* _What is asked_: Report, word for word, every line of the material that contains "Selection".

* _Material_:
□ □ □ □ □ □ □
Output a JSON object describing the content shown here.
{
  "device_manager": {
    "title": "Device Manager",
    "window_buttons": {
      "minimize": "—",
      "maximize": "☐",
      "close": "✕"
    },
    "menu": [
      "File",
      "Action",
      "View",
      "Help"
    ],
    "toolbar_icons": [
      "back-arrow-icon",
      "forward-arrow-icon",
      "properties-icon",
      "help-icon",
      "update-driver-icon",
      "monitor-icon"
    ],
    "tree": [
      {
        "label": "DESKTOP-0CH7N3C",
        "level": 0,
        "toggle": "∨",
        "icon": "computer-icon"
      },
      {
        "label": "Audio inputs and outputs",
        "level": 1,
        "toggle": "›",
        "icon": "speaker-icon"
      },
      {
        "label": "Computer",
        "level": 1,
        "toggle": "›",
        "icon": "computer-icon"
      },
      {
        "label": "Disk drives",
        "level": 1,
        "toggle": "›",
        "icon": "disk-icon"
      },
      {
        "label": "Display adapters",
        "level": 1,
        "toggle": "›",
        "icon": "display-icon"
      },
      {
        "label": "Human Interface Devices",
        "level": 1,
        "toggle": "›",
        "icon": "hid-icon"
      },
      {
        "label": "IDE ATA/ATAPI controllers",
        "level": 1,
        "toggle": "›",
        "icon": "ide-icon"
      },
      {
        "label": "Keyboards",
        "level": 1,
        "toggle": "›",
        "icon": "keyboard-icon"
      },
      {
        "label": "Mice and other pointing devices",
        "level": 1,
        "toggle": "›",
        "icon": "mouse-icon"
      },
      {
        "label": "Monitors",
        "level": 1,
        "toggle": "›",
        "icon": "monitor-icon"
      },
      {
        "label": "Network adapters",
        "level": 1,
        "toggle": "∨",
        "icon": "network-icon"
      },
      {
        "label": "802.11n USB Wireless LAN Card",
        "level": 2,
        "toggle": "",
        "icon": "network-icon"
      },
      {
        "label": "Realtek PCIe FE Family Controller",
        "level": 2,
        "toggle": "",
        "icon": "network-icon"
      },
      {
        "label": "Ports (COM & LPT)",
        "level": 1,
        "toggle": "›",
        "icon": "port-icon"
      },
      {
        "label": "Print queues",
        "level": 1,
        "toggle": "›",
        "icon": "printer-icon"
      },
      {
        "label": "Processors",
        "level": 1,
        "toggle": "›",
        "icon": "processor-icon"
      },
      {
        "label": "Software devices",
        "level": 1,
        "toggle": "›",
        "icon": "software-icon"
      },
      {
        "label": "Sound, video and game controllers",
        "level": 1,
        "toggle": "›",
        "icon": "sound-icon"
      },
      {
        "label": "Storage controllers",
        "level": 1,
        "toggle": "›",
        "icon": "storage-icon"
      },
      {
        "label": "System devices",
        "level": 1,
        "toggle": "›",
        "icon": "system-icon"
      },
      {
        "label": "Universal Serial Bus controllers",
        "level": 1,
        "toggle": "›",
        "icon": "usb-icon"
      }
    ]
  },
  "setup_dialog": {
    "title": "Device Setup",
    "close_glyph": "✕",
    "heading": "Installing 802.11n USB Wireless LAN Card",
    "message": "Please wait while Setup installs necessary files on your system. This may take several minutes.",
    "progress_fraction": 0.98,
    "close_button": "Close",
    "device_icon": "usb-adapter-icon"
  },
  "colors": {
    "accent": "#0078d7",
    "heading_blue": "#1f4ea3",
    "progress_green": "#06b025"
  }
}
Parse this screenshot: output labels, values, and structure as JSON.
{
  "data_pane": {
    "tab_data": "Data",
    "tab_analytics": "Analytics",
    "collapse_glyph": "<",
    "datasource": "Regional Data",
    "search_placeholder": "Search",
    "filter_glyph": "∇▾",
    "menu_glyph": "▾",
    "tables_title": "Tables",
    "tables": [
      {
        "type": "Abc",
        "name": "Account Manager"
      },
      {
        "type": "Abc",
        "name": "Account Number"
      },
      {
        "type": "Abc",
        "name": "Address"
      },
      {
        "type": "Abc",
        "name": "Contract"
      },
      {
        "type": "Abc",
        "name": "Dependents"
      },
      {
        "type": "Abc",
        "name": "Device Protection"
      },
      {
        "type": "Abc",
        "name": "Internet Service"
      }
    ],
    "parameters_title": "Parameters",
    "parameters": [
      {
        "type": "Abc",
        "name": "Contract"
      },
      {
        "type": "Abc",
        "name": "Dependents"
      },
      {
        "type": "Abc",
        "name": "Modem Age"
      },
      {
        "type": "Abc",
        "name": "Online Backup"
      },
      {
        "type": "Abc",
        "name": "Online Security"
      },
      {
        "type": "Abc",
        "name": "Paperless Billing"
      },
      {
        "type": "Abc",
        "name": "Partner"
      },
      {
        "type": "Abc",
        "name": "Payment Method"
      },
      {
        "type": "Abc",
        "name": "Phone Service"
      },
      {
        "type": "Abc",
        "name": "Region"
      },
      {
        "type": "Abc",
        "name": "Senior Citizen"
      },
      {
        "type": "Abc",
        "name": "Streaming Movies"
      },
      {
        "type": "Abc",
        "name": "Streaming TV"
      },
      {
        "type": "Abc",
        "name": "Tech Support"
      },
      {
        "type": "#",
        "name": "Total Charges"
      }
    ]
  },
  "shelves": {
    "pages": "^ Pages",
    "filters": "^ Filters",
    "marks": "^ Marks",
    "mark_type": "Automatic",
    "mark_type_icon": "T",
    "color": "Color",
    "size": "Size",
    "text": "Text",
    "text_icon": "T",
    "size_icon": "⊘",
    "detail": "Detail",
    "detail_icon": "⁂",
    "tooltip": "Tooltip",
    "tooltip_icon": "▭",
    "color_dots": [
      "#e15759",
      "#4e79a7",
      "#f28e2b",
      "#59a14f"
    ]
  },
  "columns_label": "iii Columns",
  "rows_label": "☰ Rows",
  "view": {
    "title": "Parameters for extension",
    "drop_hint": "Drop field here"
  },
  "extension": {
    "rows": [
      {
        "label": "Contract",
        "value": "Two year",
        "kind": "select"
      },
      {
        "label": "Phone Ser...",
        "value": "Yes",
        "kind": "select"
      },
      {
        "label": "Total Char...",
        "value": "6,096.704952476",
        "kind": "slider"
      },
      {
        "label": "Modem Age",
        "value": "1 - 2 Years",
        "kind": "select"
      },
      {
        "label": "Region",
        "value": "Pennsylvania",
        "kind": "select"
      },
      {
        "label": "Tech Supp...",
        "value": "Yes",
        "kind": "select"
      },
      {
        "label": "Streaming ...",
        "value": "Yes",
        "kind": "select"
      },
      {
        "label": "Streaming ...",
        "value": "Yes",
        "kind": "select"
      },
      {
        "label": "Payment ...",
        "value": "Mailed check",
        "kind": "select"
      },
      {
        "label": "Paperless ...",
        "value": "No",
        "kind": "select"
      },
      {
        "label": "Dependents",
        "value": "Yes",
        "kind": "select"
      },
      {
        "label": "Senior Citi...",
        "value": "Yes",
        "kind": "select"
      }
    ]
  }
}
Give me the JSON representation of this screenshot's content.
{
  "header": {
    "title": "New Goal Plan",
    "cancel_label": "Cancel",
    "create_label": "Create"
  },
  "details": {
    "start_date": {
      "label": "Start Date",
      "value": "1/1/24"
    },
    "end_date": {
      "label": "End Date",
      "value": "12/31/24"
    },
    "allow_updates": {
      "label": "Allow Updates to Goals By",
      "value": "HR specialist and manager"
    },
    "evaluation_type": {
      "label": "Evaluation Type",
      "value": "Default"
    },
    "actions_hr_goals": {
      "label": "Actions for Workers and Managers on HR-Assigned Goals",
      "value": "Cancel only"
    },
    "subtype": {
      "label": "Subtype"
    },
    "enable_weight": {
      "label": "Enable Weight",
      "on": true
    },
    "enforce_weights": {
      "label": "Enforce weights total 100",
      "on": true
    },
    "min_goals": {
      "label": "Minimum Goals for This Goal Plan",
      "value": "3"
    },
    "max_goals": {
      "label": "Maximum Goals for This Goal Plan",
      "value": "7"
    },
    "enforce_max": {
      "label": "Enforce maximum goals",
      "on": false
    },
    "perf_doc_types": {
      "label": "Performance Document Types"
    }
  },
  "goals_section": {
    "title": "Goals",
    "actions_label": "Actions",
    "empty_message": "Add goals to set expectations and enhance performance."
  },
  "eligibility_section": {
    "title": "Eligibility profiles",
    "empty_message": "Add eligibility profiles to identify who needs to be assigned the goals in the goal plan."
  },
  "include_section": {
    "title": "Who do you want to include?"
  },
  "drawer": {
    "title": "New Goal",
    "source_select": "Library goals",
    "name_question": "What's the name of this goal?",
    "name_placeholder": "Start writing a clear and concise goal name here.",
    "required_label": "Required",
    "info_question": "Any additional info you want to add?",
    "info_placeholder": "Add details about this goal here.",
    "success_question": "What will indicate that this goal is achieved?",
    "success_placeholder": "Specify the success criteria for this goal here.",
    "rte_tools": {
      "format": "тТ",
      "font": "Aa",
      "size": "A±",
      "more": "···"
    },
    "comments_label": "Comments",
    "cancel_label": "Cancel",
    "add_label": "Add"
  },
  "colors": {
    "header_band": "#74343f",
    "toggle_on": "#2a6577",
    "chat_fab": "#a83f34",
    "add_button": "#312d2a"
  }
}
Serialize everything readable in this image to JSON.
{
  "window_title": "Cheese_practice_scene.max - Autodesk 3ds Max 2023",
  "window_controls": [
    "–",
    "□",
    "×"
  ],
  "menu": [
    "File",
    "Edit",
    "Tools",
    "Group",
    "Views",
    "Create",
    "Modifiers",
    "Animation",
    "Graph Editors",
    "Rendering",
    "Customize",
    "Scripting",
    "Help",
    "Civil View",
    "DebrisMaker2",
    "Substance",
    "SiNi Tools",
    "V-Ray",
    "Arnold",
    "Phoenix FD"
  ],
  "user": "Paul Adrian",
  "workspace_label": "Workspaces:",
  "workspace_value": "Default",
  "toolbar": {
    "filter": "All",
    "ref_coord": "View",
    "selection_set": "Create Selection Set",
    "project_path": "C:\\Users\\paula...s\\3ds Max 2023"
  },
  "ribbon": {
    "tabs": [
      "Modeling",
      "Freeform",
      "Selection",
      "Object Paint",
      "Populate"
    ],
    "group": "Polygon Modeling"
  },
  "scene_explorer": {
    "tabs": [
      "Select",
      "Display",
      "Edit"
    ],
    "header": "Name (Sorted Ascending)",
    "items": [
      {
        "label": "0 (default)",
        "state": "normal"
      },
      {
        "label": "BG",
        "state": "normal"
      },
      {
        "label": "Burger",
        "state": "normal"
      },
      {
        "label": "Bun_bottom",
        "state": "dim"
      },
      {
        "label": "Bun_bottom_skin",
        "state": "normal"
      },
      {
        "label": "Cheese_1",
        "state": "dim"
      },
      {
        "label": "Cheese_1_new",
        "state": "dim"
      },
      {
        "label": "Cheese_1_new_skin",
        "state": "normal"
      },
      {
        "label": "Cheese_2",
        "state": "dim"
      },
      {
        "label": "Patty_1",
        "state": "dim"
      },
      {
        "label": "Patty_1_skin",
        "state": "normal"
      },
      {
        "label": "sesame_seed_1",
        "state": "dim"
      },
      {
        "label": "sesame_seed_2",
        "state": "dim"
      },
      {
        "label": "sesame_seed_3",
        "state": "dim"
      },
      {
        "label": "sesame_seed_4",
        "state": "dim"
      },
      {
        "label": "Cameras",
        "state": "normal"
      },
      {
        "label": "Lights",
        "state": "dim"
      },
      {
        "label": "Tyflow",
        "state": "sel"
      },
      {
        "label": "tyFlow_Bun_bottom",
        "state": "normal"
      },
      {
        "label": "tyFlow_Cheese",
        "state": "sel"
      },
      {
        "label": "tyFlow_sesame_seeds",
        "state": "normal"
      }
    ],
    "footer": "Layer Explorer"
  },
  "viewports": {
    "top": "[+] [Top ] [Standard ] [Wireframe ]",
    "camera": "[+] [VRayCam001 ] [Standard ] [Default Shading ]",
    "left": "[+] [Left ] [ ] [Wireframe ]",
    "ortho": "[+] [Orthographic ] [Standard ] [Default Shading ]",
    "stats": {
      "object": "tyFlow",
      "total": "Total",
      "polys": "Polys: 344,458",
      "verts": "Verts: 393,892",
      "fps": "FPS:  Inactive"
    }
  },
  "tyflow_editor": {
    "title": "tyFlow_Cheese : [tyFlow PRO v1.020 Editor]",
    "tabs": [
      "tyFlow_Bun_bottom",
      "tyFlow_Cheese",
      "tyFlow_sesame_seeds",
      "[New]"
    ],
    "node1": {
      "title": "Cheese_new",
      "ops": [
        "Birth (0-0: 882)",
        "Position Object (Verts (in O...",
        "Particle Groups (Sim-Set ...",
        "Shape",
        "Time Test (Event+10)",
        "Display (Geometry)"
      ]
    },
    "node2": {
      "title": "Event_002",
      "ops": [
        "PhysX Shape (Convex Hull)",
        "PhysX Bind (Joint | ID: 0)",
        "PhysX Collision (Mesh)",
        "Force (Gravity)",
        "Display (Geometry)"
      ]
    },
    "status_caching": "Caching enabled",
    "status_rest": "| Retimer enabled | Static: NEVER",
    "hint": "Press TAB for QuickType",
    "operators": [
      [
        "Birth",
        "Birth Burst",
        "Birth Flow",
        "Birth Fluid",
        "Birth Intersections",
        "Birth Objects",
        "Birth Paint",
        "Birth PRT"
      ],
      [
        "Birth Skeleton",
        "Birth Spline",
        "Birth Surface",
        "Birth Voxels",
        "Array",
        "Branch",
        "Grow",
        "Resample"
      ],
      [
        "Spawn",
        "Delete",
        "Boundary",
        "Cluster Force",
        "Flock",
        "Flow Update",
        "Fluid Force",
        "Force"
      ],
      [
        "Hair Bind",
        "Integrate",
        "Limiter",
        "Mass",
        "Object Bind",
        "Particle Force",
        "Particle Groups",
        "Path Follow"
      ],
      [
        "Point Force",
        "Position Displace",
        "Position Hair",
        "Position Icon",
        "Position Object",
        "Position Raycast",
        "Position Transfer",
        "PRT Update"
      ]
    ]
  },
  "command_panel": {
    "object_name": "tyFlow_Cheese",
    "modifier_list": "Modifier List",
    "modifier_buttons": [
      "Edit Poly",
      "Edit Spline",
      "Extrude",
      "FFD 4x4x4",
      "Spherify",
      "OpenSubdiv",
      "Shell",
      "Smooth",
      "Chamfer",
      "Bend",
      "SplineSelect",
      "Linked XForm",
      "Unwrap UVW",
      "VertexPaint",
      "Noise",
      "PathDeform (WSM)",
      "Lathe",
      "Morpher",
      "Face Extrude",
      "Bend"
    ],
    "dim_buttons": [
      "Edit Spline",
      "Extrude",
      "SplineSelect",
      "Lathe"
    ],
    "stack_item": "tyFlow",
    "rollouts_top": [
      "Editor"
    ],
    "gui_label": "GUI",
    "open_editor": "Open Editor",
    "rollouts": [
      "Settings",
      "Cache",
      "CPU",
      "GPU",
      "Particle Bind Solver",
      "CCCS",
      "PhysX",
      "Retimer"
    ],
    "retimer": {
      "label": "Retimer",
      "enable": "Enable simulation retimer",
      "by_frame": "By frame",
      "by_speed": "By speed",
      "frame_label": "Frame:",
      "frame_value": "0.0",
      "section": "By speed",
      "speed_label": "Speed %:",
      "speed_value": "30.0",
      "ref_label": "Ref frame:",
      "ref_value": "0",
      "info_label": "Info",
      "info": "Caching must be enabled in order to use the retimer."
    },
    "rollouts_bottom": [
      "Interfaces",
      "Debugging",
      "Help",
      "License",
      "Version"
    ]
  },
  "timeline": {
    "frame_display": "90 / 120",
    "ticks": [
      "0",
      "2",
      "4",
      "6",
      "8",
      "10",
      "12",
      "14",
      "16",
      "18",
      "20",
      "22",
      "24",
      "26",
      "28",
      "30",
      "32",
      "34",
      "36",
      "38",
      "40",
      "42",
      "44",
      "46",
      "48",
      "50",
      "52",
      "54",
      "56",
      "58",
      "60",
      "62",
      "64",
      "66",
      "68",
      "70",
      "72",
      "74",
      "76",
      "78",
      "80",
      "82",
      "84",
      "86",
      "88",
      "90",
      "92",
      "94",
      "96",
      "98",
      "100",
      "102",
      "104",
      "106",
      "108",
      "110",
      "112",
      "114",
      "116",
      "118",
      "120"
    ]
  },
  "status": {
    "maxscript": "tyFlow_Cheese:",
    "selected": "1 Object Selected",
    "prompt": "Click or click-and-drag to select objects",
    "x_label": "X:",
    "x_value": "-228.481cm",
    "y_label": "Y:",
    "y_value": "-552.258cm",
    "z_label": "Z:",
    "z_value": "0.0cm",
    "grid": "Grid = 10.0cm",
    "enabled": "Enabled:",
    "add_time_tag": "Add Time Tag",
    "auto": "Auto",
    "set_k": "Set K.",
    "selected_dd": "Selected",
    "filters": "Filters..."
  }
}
□ □ □ □ □ □ □
* _Complete answer_:
    "selection_set": "Create Selection Set",
      "Selection",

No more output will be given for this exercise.